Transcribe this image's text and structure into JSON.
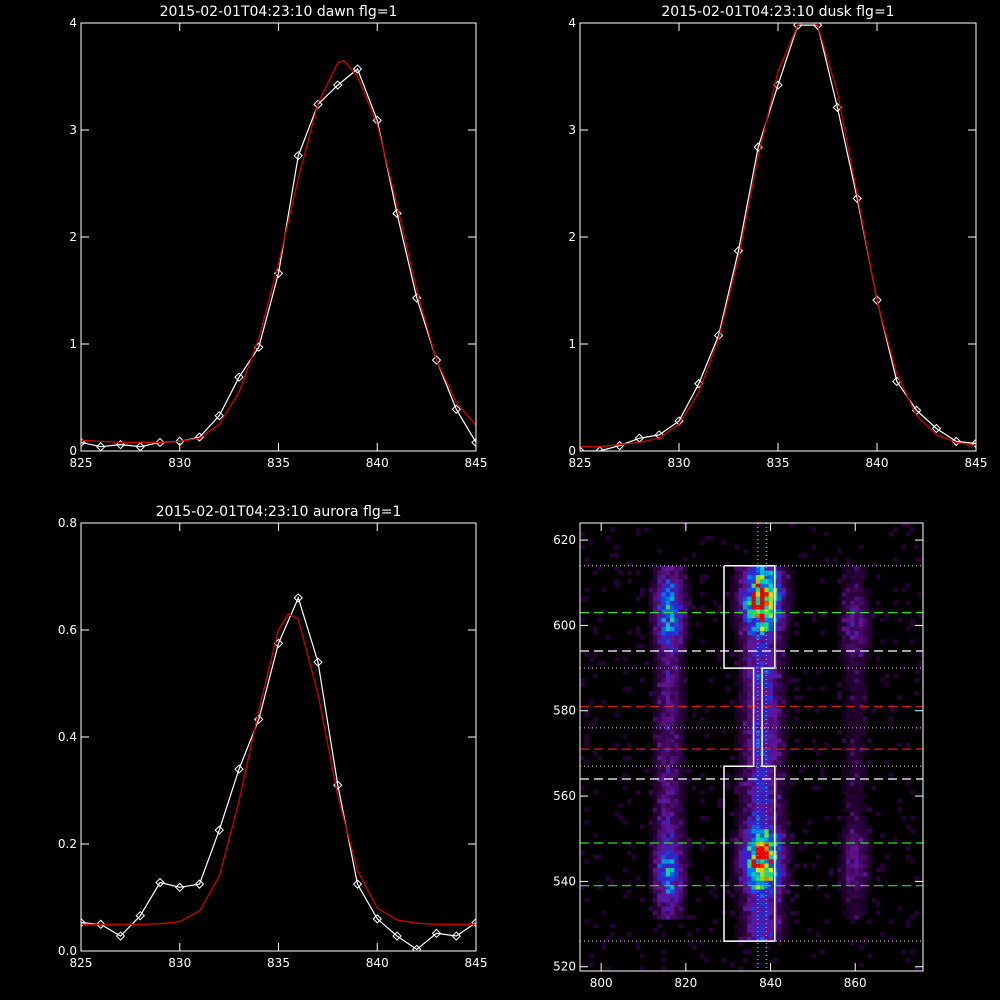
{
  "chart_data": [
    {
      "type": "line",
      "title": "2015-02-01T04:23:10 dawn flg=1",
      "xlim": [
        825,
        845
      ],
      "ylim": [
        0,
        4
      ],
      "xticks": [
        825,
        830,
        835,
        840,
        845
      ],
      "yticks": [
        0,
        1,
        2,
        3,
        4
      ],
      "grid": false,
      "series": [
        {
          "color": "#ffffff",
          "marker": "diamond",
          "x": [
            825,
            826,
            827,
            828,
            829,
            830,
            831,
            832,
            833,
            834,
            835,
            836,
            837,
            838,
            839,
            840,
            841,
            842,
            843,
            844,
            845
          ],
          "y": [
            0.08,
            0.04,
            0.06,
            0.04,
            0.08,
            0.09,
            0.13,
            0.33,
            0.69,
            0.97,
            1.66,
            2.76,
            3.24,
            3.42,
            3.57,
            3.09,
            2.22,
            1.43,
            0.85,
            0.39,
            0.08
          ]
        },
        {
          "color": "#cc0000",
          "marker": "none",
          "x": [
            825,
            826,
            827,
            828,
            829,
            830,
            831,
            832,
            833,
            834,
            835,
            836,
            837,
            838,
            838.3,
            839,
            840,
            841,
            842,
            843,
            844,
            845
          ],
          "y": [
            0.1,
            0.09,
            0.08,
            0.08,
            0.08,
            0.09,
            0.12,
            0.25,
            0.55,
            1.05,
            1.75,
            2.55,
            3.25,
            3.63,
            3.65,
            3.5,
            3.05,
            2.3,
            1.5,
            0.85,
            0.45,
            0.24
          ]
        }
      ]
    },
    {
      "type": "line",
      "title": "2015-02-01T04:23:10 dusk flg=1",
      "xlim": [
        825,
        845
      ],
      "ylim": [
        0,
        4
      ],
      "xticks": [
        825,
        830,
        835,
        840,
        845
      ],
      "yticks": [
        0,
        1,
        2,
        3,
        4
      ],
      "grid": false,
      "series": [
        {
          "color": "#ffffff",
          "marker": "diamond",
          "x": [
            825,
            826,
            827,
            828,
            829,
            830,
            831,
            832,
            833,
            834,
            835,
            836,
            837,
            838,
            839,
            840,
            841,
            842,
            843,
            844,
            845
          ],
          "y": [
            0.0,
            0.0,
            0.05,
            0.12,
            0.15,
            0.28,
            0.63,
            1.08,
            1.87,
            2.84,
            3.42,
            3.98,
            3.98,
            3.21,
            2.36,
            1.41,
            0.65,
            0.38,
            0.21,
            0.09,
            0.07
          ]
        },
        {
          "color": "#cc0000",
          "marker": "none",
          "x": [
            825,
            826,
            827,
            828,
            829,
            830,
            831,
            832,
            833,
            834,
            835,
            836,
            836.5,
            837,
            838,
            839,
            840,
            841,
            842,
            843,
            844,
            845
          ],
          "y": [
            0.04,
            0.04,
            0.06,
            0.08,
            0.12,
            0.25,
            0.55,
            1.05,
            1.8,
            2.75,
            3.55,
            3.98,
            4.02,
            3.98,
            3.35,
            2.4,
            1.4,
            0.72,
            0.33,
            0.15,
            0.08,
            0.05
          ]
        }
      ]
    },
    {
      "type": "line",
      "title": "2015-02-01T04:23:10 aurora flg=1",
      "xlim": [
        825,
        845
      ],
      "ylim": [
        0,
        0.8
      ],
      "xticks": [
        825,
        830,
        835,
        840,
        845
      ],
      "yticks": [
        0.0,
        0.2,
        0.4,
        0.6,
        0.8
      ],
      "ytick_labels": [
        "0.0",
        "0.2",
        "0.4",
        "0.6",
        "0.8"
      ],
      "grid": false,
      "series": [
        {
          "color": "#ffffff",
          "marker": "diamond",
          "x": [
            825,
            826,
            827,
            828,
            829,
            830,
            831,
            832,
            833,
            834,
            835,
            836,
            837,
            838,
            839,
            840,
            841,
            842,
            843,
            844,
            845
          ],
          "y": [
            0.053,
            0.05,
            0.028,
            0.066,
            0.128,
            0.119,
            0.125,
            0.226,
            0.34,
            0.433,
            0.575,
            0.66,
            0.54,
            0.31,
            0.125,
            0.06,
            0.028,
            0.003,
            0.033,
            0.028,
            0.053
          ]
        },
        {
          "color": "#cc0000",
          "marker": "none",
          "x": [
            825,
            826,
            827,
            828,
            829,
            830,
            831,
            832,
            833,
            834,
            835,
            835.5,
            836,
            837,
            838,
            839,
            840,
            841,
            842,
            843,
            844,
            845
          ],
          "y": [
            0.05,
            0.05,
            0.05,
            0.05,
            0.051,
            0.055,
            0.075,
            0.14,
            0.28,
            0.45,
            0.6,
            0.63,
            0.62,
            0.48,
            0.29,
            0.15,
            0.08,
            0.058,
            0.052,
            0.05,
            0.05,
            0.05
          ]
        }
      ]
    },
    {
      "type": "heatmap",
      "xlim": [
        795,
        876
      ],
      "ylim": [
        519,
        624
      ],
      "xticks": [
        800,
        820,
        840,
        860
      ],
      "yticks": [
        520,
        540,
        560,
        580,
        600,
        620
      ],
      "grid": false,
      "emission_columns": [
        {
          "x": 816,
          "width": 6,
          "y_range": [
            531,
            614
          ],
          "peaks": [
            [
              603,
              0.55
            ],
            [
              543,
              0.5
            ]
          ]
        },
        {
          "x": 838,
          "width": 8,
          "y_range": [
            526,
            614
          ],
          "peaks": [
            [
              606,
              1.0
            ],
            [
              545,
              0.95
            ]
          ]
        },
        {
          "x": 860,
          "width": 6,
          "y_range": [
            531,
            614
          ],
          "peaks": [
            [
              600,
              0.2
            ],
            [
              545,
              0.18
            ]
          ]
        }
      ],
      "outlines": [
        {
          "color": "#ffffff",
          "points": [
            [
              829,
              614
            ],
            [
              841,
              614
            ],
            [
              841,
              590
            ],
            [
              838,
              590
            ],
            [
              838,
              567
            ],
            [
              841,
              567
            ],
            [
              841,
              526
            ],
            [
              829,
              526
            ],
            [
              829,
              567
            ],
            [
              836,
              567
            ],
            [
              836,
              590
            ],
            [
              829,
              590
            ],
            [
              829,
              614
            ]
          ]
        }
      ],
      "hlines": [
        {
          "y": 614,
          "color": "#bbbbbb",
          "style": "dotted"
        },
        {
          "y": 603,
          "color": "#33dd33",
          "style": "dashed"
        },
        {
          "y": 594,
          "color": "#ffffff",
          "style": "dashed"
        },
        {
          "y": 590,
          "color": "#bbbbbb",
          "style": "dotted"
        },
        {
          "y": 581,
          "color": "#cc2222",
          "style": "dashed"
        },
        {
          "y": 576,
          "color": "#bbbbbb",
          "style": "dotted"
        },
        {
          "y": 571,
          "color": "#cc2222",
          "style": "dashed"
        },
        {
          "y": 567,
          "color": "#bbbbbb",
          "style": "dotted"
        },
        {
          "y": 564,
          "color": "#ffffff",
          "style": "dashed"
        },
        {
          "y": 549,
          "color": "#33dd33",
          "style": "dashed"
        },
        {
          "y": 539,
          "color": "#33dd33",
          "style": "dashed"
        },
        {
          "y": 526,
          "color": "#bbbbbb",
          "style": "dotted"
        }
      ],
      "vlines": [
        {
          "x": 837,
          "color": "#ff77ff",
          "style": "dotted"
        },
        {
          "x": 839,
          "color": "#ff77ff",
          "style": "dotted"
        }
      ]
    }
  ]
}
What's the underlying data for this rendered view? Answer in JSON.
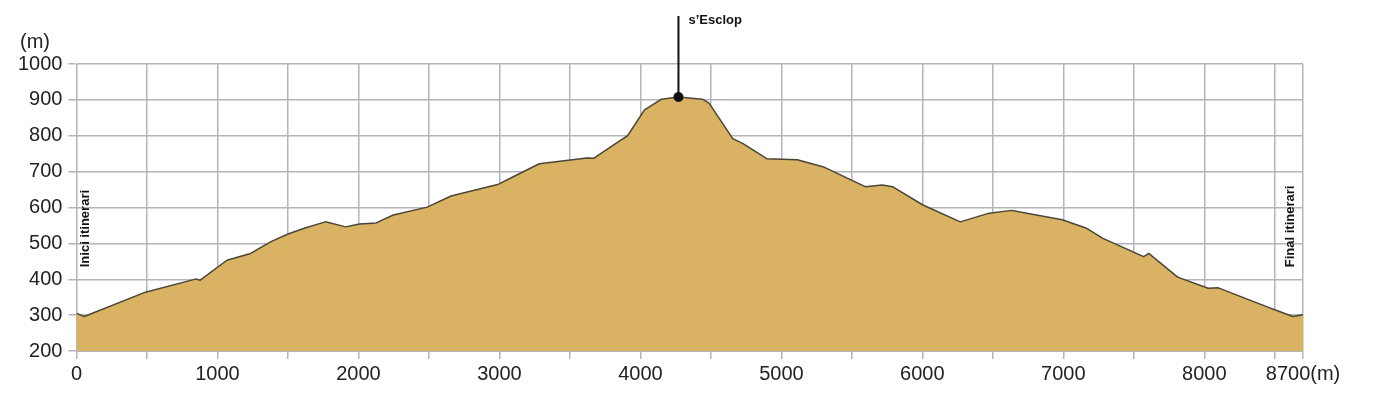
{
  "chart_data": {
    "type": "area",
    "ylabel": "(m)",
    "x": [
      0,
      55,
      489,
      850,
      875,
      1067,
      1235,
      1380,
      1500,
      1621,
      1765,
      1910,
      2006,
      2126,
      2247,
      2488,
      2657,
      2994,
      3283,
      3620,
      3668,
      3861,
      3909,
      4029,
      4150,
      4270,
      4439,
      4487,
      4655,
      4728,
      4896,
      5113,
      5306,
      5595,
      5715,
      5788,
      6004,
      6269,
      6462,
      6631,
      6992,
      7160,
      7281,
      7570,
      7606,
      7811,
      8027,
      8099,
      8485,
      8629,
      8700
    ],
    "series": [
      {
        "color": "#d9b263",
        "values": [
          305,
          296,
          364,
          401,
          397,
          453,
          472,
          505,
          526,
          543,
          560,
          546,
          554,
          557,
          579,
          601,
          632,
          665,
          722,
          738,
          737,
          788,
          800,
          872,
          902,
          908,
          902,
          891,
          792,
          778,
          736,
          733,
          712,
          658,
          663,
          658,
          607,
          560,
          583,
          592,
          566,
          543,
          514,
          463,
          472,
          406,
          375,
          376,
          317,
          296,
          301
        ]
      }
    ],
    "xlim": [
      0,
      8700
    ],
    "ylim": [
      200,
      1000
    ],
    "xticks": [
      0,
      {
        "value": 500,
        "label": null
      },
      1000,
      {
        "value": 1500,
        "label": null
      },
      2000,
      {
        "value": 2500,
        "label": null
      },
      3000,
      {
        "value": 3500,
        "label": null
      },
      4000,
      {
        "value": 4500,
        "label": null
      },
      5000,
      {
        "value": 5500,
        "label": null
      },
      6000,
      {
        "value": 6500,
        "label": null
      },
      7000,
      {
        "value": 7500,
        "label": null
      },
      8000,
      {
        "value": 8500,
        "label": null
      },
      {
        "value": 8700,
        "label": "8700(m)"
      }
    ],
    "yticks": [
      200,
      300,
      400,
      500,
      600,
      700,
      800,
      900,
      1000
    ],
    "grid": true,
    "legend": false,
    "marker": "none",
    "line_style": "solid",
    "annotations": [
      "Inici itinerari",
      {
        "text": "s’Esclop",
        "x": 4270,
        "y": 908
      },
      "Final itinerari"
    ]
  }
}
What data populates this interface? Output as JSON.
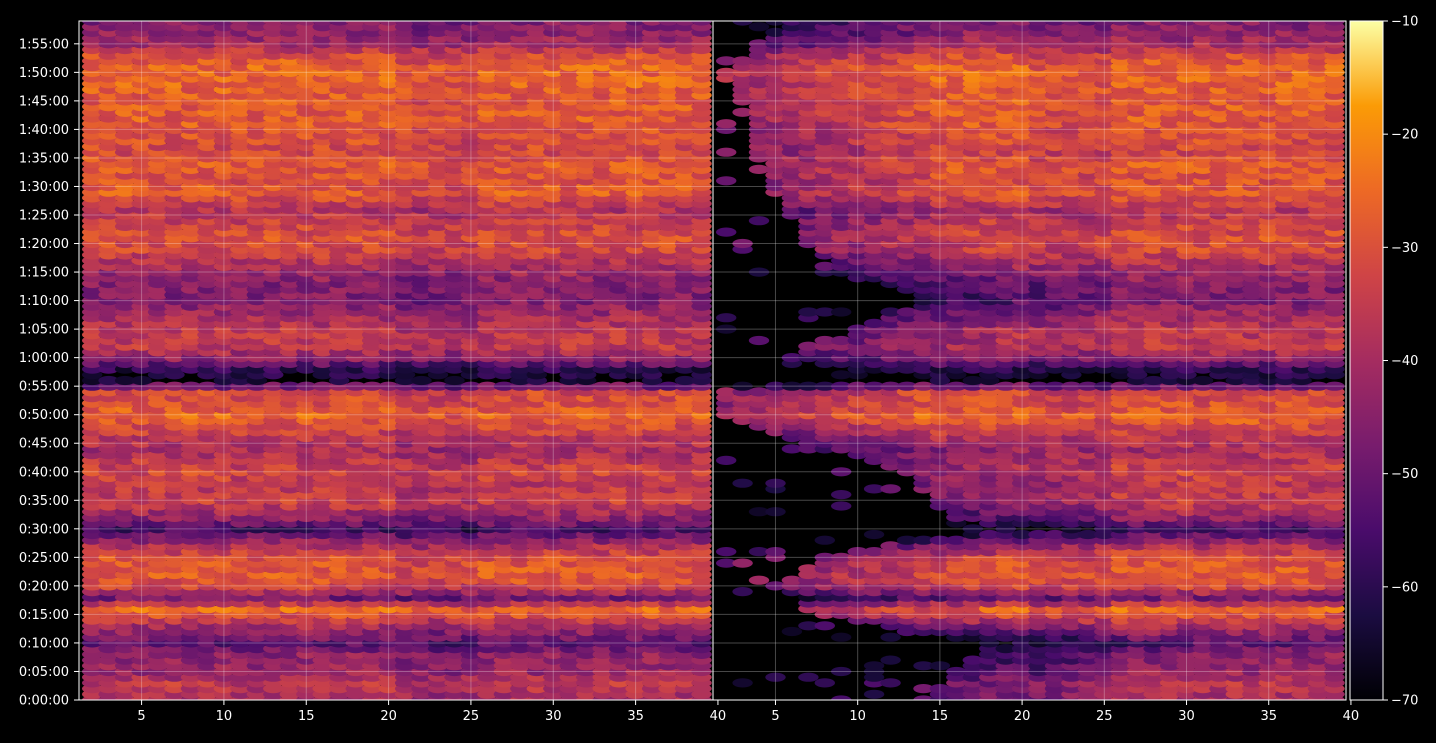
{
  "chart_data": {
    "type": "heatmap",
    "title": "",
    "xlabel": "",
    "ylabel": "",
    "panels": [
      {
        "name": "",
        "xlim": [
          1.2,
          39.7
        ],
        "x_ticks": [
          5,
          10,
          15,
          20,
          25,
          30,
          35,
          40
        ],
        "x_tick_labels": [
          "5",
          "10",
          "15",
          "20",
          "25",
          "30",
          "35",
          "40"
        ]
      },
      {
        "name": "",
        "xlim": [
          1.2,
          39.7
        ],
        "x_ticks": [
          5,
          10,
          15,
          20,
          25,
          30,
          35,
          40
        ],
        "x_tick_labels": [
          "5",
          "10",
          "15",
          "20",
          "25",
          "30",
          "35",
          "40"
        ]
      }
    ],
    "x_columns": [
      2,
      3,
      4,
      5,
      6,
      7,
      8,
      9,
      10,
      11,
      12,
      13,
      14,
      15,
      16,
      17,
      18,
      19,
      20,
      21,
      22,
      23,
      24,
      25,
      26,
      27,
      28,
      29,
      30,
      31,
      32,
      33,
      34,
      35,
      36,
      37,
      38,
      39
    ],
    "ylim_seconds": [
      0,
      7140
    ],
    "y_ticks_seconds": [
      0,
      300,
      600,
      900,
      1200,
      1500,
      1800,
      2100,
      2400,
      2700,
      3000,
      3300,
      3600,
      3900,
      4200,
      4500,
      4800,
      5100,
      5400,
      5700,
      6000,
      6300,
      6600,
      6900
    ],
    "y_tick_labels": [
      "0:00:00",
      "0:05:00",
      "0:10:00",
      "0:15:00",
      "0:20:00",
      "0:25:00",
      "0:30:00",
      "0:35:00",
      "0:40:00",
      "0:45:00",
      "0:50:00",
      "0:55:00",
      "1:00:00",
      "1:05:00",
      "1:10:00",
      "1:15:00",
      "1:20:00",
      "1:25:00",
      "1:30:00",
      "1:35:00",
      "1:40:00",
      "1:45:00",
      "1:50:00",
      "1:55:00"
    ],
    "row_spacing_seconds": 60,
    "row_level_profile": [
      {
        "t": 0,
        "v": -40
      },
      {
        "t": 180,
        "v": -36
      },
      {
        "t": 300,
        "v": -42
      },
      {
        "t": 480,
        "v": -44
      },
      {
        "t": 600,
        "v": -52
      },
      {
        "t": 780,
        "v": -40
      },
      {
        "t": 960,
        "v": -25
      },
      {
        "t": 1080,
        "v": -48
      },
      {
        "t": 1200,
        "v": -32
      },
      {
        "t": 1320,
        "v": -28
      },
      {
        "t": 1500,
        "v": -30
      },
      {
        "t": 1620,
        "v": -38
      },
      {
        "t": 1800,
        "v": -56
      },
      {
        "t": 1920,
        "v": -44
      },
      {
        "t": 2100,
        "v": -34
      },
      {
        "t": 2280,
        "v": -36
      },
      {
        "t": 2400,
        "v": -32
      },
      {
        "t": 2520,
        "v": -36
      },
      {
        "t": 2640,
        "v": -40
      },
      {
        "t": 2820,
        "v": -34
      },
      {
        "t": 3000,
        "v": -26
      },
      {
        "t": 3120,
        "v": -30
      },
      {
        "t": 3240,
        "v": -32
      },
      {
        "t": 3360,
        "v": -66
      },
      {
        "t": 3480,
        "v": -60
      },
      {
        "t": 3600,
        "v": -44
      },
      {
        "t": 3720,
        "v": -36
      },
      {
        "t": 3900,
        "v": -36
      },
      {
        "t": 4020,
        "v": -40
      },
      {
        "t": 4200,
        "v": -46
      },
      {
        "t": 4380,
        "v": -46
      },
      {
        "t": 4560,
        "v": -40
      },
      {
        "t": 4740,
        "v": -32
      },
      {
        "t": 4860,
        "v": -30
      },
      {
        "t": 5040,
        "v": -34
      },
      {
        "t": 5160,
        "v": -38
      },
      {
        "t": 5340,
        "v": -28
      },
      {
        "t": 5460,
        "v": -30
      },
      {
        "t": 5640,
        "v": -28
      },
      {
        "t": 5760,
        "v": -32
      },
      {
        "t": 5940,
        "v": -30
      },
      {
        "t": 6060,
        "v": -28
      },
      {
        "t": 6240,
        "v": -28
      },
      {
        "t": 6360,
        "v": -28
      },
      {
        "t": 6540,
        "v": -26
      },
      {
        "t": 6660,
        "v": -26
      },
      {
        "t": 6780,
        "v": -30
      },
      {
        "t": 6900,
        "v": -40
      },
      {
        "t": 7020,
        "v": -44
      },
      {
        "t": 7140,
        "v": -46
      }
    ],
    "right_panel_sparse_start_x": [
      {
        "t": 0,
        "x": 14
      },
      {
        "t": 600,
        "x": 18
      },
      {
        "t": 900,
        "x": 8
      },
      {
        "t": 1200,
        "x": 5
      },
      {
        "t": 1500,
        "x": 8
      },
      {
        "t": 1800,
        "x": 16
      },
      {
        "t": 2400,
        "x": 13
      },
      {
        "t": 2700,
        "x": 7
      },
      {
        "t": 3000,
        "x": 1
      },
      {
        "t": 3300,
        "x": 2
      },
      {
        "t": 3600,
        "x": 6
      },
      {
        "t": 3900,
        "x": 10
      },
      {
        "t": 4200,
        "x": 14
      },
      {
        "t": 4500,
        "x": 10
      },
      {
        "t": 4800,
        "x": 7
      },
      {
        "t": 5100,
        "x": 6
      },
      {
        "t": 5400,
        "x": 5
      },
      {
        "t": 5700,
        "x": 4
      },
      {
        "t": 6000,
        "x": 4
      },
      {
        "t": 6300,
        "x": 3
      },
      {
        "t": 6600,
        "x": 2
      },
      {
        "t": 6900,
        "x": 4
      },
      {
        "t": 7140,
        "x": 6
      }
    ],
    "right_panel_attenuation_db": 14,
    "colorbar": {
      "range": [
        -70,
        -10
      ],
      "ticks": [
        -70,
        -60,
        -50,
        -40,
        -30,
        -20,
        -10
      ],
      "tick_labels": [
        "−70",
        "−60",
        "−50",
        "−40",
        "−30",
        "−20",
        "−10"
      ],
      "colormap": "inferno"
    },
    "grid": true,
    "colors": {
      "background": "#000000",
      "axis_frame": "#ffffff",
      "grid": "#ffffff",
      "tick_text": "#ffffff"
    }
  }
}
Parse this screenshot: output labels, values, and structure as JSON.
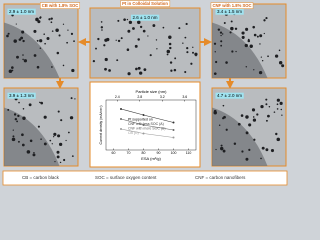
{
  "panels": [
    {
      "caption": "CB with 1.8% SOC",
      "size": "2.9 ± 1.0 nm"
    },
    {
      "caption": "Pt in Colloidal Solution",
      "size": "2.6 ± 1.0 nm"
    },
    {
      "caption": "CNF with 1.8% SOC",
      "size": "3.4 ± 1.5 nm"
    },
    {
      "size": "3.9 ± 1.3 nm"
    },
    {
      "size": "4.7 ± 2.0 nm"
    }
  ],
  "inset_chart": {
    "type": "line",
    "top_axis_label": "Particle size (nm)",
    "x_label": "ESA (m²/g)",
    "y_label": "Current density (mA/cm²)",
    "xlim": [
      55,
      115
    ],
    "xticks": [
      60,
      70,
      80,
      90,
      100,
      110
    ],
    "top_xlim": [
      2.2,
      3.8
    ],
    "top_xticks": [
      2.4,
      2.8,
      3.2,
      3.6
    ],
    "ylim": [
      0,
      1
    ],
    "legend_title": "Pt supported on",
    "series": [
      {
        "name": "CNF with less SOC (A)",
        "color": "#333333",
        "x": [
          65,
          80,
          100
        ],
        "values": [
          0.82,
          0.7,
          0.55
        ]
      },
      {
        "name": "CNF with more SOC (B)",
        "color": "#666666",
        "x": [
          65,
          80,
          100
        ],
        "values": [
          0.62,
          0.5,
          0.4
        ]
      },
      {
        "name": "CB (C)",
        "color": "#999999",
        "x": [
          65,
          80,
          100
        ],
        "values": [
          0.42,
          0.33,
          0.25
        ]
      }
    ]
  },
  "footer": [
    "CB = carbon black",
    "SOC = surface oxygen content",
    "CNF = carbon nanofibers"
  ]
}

• [TASK OBJECTIVE]: Identify all lines in the records above with the word "structure".

• [RIGHT ANSWER]:
Transcribe this image's text and structure into JSON.
Parse this screenshot: output labels, values, and structure as JSON.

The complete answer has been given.